Repeat the whole listing exactly as written.

SOURCE MATERIAL -
--------------------------------------------------
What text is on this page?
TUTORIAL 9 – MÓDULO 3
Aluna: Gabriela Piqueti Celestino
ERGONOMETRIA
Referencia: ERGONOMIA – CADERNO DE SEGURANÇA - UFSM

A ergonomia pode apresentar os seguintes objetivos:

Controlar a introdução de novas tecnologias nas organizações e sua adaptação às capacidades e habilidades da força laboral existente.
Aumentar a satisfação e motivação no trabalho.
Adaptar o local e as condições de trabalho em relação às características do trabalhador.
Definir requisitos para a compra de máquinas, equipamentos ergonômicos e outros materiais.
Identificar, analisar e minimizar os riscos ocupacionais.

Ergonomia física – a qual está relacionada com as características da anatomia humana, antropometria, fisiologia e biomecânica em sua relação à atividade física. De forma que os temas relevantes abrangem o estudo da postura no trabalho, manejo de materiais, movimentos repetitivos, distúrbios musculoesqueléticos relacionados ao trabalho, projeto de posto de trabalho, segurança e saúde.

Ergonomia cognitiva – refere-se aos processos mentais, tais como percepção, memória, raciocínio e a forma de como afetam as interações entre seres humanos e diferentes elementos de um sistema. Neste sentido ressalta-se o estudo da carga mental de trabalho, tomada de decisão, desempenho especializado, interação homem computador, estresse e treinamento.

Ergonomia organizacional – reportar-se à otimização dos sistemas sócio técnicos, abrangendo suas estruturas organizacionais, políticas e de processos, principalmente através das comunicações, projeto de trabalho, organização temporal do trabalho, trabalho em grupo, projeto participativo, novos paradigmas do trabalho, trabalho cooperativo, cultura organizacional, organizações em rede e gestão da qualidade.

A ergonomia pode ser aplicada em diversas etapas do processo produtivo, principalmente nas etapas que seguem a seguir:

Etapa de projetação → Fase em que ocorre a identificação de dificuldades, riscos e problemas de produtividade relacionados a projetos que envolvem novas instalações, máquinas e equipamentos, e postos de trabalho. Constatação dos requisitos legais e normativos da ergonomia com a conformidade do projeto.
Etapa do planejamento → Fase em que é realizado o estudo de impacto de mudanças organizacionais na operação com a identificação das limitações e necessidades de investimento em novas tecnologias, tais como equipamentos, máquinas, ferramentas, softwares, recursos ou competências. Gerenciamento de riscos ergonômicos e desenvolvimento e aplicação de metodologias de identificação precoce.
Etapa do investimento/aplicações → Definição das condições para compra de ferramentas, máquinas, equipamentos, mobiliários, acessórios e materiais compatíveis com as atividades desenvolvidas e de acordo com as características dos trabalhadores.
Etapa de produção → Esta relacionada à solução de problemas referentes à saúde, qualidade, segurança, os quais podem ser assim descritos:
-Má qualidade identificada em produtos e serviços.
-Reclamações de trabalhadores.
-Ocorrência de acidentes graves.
--------------------------------------------------
RESULT BELOW -
What text is on this page?
TUTORIAL 9 – MÓDULO 3
Aluna: Gabriela Piqueti Celestino
ERGONOMETRIA
Referencia: ERGONOMIA – CADERNO DE SEGURANÇA - UFSM

A ergonomia pode apresentar os seguintes objetivos:

Controlar a introdução de novas tecnologias nas organizações e sua adaptação às capacidades e habilidades da força laboral existente.
Aumentar a satisfação e motivação no trabalho.
Adaptar o local e as condições de trabalho em relação às características do trabalhador.
Definir requisitos para a compra de máquinas, equipamentos ergonômicos e outros materiais.
Identificar, analisar e minimizar os riscos ocupacionais.

Ergonomia física – a qual está relacionada com as características da anatomia humana, antropometria, fisiologia e biomecânica em sua relação à atividade física. De forma que os temas relevantes abrangem o estudo da postura no trabalho, manejo de materiais, movimentos repetitivos, distúrbios musculoesqueléticos relacionados ao trabalho, projeto de posto de trabalho, segurança e saúde.

Ergonomia cognitiva – refere-se aos processos mentais, tais como percepção, memória, raciocínio e a forma de como afetam as interações entre seres humanos e diferentes elementos de um sistema. Neste sentido ressalta-se o estudo da carga mental de trabalho, tomada de decisão, desempenho especializado, interação homem computador, estresse e treinamento.

Ergonomia organizacional – reportar-se à otimização dos sistemas sócio técnicos, abrangendo suas estruturas organizacionais, políticas e de processos, principalmente através das comunicações, projeto de trabalho, organização temporal do trabalho, trabalho em grupo, projeto participativo, novos paradigmas do trabalho, trabalho cooperativo, cultura organizacional, organizações em rede e gestão da qualidade.

A ergonomia pode ser aplicada em diversas etapas do processo produtivo, principalmente nas etapas que seguem a seguir:

Etapa de projetação → Fase em que ocorre a identificação de dificuldades, riscos e problemas de produtividade relacionados a projetos que envolvem novas instalações, máquinas e equipamentos, e postos de trabalho. Constatação dos requisitos legais e normativos da ergonomia com a conformidade do projeto.
Etapa do planejamento → Fase em que é realizado o estudo de impacto de mudanças organizacionais na operação com a identificação das limitações e necessidades de investimento em novas tecnologias, tais como equipamentos, máquinas, ferramentas, softwares, recursos ou competências. Gerenciamento de riscos ergonômicos e desenvolvimento e aplicação de metodologias de identificação precoce.
Etapa do investimento/aplicações → Definição das condições para compra de ferramentas, máquinas, equipamentos, mobiliários, acessórios e materiais compatíveis com as atividades desenvolvidas e de acordo com as características dos trabalhadores.
Etapa de produção → Esta relacionada à solução de problemas referentes à saúde, qualidade, segurança, os quais podem ser assim descritos:
-Má qualidade identificada em produtos e serviços.
-Reclamações de trabalhadores.
-Ocorrência de acidentes graves.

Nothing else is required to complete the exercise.